SELECTION:

## BEGIN

While in Ferrara, Josquin wrote some of his most famous compositions, including the austere, Savonarola-influenced Miserere,[21] which became one of the most widely distributed motets of the 16th century; the utterly contrasting, virtuoso motet Virgo salutiferi;[22] and possibly the Missa Hercules Dux Ferrariae, which is written on a cantus firmus derived from the musical letters in the Duke's name, a technique known as soggetto cavato.

Josquin did not stay in Ferrara long. An outbreak of the plague in the summer of 1503 prompted the evacuation of the Duke and his family, as well as two-thirds of the citizens, and Josquin left by April of the next year, possibly also to escape the plague. His replacement, Jacob Obrecht, died of the plague in the summer of 1505,[15] to be replaced by Antoine Brumel in 1506, who stayed until the disbanding of the chapel in 1510.

Retirement to Condé-sur-l'Escaut

Josquin went directly from Ferrara to his home region of Condé-sur-l'Escaut, southeast of Lille on the present-day border between Belgium and France, becoming provost of the collegiate church of Notre-Dame on 3 May 1504, a large musical establishment that he headed for the rest of his life.[23] While the chapter at Bourges Cathedral asked him to become master of the choirboys there in 1508, it is not known how he responded, and there is no record of his having been employed there; most scholars presume he remained in Condé.[24] In 1509, he held concurrently provost and choir master offices at Saint Quentin collegiate church.

## END

MATERIAL PROVIDED:
## BEGIN

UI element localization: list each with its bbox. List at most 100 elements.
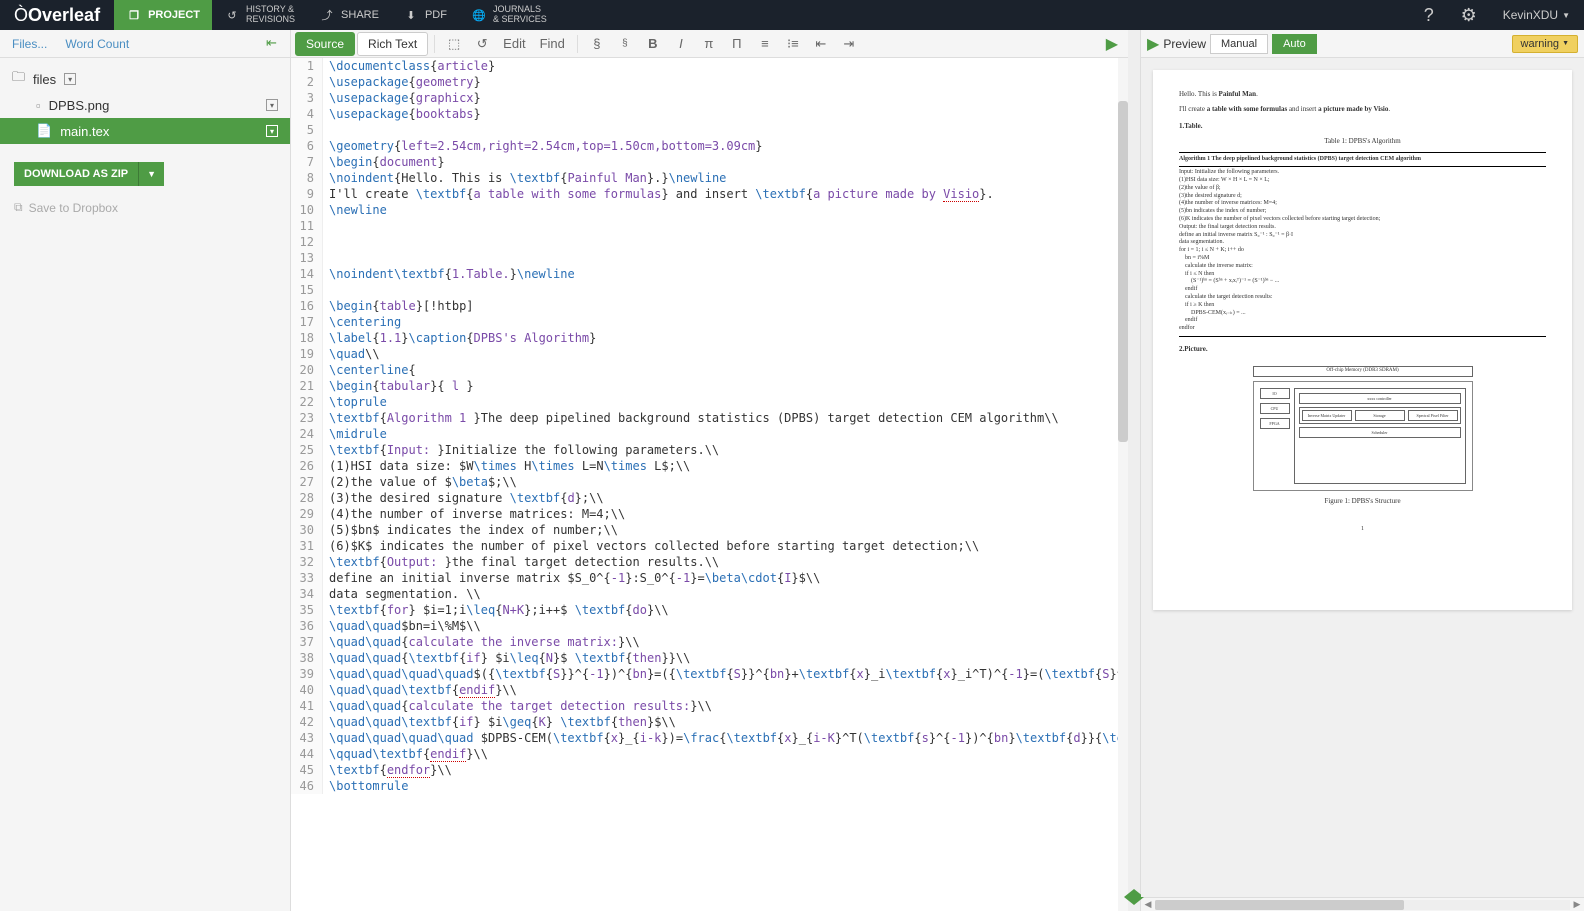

## END

WHAT IS ASKED: Can you reproduce, word for word, the stretch of the Josquin passage from "Josquin did not" through "chapel in 1510."? Rely only on the Josquin passage, not on the material.

EXPECTED ANSWER:
Josquin did not stay in Ferrara long. An outbreak of the plague in the summer of 1503 prompted the evacuation of the Duke and his family, as well as two-thirds of the citizens, and Josquin left by April of the next year, possibly also to escape the plague. His replacement, Jacob Obrecht, died of the plague in the summer of 1505,[15] to be replaced by Antoine Brumel in 1506, who stayed until the disbanding of the chapel in 1510.